**Task:**
Quote the entries that follow exactly, leaving none out.

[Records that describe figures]
◆ ◆ ◆ ◆
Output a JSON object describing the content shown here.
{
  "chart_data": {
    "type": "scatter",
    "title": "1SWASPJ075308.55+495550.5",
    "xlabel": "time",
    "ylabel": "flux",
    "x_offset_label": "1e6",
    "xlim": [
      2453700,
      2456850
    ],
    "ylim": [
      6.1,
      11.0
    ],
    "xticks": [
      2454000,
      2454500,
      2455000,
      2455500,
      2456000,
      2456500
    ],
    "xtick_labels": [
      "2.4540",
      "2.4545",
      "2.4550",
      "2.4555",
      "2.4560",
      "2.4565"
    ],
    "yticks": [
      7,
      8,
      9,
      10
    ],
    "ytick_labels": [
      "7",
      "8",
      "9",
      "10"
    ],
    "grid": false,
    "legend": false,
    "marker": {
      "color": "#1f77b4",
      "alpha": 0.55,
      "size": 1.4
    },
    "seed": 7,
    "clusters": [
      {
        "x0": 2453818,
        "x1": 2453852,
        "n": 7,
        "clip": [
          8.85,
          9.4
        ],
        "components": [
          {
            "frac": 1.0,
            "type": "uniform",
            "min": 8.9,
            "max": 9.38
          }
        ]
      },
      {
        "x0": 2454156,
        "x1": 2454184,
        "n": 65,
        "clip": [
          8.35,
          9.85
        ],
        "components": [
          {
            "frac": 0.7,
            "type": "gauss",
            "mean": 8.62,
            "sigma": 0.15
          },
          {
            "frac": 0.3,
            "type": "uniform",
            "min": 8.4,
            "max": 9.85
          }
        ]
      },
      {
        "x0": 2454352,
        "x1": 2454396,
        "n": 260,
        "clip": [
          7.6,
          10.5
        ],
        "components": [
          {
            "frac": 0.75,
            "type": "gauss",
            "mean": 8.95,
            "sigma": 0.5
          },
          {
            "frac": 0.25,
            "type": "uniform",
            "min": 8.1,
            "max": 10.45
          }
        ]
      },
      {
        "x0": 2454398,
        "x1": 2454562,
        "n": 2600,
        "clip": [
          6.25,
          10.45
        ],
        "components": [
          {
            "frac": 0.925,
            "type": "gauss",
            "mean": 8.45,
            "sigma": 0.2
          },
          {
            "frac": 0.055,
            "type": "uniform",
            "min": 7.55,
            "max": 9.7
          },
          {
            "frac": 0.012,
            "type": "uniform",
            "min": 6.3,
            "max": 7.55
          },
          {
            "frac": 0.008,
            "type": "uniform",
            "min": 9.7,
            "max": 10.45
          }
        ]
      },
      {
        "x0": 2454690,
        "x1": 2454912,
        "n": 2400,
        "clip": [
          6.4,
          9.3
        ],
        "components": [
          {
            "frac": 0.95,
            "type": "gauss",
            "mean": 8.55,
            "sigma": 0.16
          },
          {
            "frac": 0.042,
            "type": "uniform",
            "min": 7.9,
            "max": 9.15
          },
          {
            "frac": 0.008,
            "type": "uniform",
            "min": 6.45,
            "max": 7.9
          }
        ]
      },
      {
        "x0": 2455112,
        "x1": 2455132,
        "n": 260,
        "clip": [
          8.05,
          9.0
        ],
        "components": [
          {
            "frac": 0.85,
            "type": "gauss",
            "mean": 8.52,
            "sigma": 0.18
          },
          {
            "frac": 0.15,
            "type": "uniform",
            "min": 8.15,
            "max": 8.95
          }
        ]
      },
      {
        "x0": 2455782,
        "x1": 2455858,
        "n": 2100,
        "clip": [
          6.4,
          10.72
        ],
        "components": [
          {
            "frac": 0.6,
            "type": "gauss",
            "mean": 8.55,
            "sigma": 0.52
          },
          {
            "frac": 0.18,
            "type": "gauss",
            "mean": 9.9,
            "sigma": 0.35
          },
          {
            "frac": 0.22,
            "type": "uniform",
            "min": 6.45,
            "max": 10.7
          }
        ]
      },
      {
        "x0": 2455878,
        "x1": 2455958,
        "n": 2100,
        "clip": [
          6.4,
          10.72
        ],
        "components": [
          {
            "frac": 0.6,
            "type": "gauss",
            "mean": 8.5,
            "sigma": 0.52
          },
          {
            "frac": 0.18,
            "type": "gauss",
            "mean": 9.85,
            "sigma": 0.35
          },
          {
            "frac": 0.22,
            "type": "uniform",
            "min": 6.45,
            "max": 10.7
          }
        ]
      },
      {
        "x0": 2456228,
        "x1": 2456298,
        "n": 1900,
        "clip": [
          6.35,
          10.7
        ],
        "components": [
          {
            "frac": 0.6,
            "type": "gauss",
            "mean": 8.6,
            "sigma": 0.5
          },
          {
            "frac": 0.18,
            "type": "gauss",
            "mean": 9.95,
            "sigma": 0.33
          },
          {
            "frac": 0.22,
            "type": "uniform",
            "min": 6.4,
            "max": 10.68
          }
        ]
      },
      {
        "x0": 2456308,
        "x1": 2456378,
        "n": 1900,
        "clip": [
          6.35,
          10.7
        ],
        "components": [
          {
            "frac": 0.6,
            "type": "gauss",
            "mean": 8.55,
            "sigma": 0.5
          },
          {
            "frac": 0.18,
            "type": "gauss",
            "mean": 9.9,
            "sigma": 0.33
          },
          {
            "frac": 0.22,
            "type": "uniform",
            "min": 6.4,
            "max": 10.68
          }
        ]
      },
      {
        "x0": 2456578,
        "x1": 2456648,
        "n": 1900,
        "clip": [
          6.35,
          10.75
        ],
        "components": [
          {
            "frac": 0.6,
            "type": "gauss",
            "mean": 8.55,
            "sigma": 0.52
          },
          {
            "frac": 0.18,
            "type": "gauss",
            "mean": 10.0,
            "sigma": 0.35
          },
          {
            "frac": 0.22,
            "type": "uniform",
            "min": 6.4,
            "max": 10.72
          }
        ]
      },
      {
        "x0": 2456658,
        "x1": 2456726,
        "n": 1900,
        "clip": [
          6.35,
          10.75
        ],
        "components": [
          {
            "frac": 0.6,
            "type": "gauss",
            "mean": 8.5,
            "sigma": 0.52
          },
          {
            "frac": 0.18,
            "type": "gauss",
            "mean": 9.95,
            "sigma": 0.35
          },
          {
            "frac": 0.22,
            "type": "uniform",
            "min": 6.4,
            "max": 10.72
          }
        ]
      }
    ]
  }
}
◆ ◆ ◆ ◆
**Answer to this exercise:**
Output a JSON object describing the content shown here.
{
  "chart_data": {
    "type": "scatter",
    "title": "1SWASPJ075308.55+495550.5",
    "xlabel": "time",
    "ylabel": "flux",
    "x_offset_label": "1e6",
    "xlim": [
      2453700,
      2456850
    ],
    "ylim": [
      6.1,
      11.0
    ],
    "xticks": [
      2454000,
      2454500,
      2455000,
      2455500,
      2456000,
      2456500
    ],
    "xtick_labels": [
      "2.4540",
      "2.4545",
      "2.4550",
      "2.4555",
      "2.4560",
      "2.4565"
    ],
    "yticks": [
      7,
      8,
      9,
      10
    ],
    "ytick_labels": [
      "7",
      "8",
      "9",
      "10"
    ],
    "grid": false,
    "legend": false,
    "marker": {
      "color": "#1f77b4",
      "alpha": 0.55,
      "size": 1.4
    },
    "seed": 7,
    "clusters": [
      {
        "x0": 2453818,
        "x1": 2453852,
        "n": 7,
        "clip": [
          8.85,
          9.4
        ],
        "components": [
          {
            "frac": 1.0,
            "type": "uniform",
            "min": 8.9,
            "max": 9.38
          }
        ]
      },
      {
        "x0": 2454156,
        "x1": 2454184,
        "n": 65,
        "clip": [
          8.35,
          9.85
        ],
        "components": [
          {
            "frac": 0.7,
            "type": "gauss",
            "mean": 8.62,
            "sigma": 0.15
          },
          {
            "frac": 0.3,
            "type": "uniform",
            "min": 8.4,
            "max": 9.85
          }
        ]
      },
      {
        "x0": 2454352,
        "x1": 2454396,
        "n": 260,
        "clip": [
          7.6,
          10.5
        ],
        "components": [
          {
            "frac": 0.75,
            "type": "gauss",
            "mean": 8.95,
            "sigma": 0.5
          },
          {
            "frac": 0.25,
            "type": "uniform",
            "min": 8.1,
            "max": 10.45
          }
        ]
      },
      {
        "x0": 2454398,
        "x1": 2454562,
        "n": 2600,
        "clip": [
          6.25,
          10.45
        ],
        "components": [
          {
            "frac": 0.925,
            "type": "gauss",
            "mean": 8.45,
            "sigma": 0.2
          },
          {
            "frac": 0.055,
            "type": "uniform",
            "min": 7.55,
            "max": 9.7
          },
          {
            "frac": 0.012,
            "type": "uniform",
            "min": 6.3,
            "max": 7.55
          },
          {
            "frac": 0.008,
            "type": "uniform",
            "min": 9.7,
            "max": 10.45
          }
        ]
      },
      {
        "x0": 2454690,
        "x1": 2454912,
        "n": 2400,
        "clip": [
          6.4,
          9.3
        ],
        "components": [
          {
            "frac": 0.95,
            "type": "gauss",
            "mean": 8.55,
            "sigma": 0.16
          },
          {
            "frac": 0.042,
            "type": "uniform",
            "min": 7.9,
            "max": 9.15
          },
          {
            "frac": 0.008,
            "type": "uniform",
            "min": 6.45,
            "max": 7.9
          }
        ]
      },
      {
        "x0": 2455112,
        "x1": 2455132,
        "n": 260,
        "clip": [
          8.05,
          9.0
        ],
        "components": [
          {
            "frac": 0.85,
            "type": "gauss",
            "mean": 8.52,
            "sigma": 0.18
          },
          {
            "frac": 0.15,
            "type": "uniform",
            "min": 8.15,
            "max": 8.95
          }
        ]
      },
      {
        "x0": 2455782,
        "x1": 2455858,
        "n": 2100,
        "clip": [
          6.4,
          10.72
        ],
        "components": [
          {
            "frac": 0.6,
            "type": "gauss",
            "mean": 8.55,
            "sigma": 0.52
          },
          {
            "frac": 0.18,
            "type": "gauss",
            "mean": 9.9,
            "sigma": 0.35
          },
          {
            "frac": 0.22,
            "type": "uniform",
            "min": 6.45,
            "max": 10.7
          }
        ]
      },
      {
        "x0": 2455878,
        "x1": 2455958,
        "n": 2100,
        "clip": [
          6.4,
          10.72
        ],
        "components": [
          {
            "frac": 0.6,
            "type": "gauss",
            "mean": 8.5,
            "sigma": 0.52
          },
          {
            "frac": 0.18,
            "type": "gauss",
            "mean": 9.85,
            "sigma": 0.35
          },
          {
            "frac": 0.22,
            "type": "uniform",
            "min": 6.45,
            "max": 10.7
          }
        ]
      },
      {
        "x0": 2456228,
        "x1": 2456298,
        "n": 1900,
        "clip": [
          6.35,
          10.7
        ],
        "components": [
          {
            "frac": 0.6,
            "type": "gauss",
            "mean": 8.6,
            "sigma": 0.5
          },
          {
            "frac": 0.18,
            "type": "gauss",
            "mean": 9.95,
            "sigma": 0.33
          },
          {
            "frac": 0.22,
            "type": "uniform",
            "min": 6.4,
            "max": 10.68
          }
        ]
      },
      {
        "x0": 2456308,
        "x1": 2456378,
        "n": 1900,
        "clip": [
          6.35,
          10.7
        ],
        "components": [
          {
            "frac": 0.6,
            "type": "gauss",
            "mean": 8.55,
            "sigma": 0.5
          },
          {
            "frac": 0.18,
            "type": "gauss",
            "mean": 9.9,
            "sigma": 0.33
          },
          {
            "frac": 0.22,
            "type": "uniform",
            "min": 6.4,
            "max": 10.68
          }
        ]
      },
      {
        "x0": 2456578,
        "x1": 2456648,
        "n": 1900,
        "clip": [
          6.35,
          10.75
        ],
        "components": [
          {
            "frac": 0.6,
            "type": "gauss",
            "mean": 8.55,
            "sigma": 0.52
          },
          {
            "frac": 0.18,
            "type": "gauss",
            "mean": 10.0,
            "sigma": 0.35
          },
          {
            "frac": 0.22,
            "type": "uniform",
            "min": 6.4,
            "max": 10.72
          }
        ]
      },
      {
        "x0": 2456658,
        "x1": 2456726,
        "n": 1900,
        "clip": [
          6.35,
          10.75
        ],
        "components": [
          {
            "frac": 0.6,
            "type": "gauss",
            "mean": 8.5,
            "sigma": 0.52
          },
          {
            "frac": 0.18,
            "type": "gauss",
            "mean": 9.95,
            "sigma": 0.35
          },
          {
            "frac": 0.22,
            "type": "uniform",
            "min": 6.4,
            "max": 10.72
          }
        ]
      }
    ]
  }
}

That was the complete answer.